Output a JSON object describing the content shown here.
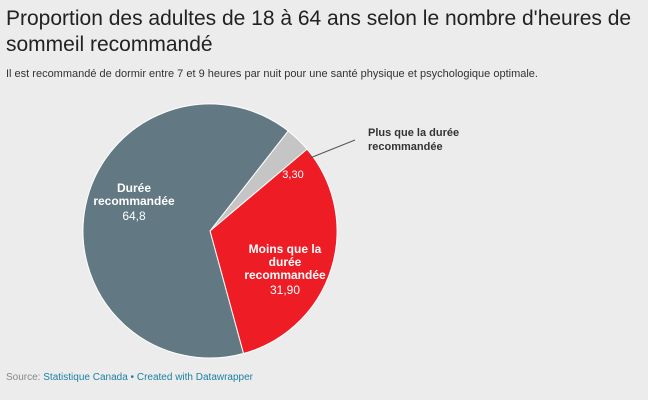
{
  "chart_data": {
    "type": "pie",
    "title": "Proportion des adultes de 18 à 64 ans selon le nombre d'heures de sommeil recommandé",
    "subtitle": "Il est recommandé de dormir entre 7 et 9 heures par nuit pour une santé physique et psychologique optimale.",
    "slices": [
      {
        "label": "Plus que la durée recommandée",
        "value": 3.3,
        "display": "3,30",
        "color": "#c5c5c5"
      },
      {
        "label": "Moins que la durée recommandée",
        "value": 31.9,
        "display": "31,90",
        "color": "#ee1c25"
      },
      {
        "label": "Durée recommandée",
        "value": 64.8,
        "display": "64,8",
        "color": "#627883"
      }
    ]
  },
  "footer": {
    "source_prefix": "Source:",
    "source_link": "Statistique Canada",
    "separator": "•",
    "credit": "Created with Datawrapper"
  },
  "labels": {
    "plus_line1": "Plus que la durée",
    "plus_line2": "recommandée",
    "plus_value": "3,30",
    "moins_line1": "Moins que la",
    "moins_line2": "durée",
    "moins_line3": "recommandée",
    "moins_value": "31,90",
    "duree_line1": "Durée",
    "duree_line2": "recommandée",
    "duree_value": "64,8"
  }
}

• • •

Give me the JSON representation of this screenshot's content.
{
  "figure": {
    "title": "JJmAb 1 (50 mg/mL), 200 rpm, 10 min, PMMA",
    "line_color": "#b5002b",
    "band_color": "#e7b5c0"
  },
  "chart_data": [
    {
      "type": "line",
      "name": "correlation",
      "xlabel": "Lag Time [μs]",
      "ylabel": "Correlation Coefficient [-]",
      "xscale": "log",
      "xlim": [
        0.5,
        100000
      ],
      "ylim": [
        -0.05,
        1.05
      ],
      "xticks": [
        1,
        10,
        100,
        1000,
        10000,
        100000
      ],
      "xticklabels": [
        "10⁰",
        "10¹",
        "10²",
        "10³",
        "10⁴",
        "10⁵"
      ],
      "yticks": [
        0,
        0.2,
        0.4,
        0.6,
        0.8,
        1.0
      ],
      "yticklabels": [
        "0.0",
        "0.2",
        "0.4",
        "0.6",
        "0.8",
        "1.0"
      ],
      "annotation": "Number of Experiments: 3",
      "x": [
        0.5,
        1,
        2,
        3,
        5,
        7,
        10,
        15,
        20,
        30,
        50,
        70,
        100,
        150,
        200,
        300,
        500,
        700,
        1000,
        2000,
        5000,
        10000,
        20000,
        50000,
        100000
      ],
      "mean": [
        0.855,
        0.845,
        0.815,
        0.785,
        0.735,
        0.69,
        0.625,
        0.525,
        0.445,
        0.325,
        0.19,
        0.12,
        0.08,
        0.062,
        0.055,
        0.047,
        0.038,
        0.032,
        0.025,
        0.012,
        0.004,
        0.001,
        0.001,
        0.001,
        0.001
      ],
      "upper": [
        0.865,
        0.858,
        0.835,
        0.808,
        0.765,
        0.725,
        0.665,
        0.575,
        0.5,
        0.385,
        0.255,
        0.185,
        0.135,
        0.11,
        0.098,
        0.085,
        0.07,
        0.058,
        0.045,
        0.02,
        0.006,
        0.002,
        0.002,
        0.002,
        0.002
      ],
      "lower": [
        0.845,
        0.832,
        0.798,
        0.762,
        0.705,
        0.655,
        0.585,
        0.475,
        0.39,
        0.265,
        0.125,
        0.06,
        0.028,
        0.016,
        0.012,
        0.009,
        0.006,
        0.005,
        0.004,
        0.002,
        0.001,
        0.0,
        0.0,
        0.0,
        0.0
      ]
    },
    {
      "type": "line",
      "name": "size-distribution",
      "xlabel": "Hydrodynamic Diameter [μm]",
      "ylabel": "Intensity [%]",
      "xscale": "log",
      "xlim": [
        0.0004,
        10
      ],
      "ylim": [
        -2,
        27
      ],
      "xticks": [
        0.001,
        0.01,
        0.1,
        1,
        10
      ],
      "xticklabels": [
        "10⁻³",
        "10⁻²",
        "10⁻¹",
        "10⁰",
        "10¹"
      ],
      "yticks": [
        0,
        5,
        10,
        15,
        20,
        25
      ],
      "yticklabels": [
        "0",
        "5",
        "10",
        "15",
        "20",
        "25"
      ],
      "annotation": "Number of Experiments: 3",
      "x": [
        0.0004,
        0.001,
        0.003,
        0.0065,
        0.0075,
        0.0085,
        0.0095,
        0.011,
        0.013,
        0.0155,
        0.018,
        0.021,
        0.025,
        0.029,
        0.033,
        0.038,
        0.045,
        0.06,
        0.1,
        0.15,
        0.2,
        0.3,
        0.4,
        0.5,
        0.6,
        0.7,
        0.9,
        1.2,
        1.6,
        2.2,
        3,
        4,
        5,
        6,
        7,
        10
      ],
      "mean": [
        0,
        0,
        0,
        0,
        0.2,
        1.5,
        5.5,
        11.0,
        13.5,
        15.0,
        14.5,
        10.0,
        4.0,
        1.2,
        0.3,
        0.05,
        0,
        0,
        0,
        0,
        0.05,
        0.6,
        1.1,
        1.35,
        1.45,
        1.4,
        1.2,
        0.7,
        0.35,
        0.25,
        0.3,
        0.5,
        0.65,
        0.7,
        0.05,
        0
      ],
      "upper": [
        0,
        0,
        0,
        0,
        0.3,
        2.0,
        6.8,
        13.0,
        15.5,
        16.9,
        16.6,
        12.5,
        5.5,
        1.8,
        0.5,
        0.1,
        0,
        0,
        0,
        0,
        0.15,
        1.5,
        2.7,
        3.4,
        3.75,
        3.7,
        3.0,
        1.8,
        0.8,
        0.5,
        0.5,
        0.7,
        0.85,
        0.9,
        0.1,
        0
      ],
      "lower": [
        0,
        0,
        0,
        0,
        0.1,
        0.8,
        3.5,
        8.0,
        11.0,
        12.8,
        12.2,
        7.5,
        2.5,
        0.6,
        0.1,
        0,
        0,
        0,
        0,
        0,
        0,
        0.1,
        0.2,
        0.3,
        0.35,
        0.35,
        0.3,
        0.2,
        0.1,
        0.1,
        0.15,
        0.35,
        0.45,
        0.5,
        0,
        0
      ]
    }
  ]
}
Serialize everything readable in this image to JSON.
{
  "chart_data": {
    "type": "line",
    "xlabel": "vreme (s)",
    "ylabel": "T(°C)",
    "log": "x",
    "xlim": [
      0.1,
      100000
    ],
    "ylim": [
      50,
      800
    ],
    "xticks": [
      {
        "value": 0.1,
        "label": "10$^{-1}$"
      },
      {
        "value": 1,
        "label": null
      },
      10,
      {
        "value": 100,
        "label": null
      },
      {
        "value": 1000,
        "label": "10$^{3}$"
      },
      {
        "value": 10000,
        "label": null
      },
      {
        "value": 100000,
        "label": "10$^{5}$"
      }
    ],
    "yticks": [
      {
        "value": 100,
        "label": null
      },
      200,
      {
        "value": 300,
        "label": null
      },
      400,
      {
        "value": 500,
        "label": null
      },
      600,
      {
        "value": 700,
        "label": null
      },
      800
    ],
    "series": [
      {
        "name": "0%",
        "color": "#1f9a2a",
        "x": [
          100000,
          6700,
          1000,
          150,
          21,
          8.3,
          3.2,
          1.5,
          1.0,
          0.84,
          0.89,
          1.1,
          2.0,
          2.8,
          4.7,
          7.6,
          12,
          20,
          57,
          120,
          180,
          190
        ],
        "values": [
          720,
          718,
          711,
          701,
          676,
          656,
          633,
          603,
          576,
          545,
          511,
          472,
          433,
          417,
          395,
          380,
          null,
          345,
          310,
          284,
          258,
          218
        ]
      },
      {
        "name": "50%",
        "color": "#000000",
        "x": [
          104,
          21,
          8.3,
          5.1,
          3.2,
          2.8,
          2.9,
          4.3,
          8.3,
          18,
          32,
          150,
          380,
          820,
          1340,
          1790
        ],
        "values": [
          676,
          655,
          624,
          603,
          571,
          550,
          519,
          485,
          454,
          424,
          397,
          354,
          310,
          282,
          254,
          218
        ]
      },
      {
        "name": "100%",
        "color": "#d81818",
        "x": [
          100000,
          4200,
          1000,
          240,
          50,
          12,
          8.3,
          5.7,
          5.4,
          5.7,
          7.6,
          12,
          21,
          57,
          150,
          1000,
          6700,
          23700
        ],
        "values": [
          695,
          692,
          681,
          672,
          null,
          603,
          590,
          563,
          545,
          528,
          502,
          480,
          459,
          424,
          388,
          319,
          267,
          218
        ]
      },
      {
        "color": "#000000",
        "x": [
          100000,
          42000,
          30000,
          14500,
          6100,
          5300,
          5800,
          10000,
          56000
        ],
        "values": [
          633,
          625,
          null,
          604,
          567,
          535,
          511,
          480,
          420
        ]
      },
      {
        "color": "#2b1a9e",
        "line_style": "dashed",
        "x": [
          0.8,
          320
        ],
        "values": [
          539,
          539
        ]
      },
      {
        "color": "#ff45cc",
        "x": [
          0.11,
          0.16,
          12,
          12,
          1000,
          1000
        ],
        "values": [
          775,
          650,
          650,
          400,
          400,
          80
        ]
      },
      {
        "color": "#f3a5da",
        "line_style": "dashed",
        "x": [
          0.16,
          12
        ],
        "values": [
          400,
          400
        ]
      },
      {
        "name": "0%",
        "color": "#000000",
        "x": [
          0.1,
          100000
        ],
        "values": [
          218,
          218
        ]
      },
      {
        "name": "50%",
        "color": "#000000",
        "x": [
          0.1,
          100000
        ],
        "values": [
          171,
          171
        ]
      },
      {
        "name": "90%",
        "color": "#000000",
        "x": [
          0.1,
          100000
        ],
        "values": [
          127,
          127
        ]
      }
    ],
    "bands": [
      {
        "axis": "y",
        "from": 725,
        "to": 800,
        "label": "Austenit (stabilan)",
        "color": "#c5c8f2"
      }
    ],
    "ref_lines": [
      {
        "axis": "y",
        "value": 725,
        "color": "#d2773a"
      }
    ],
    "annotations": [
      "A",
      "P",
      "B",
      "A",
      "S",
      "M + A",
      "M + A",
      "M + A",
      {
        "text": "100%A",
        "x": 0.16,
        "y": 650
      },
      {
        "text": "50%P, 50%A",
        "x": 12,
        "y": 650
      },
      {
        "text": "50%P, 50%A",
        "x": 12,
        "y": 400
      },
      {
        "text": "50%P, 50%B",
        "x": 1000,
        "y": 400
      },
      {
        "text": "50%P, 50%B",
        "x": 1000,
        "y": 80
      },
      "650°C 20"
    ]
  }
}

• • •

### REQUEST
What is the number of lines in the data holding the word "ylabel"? Reply with that number only.

### WORKED SOLUTION
3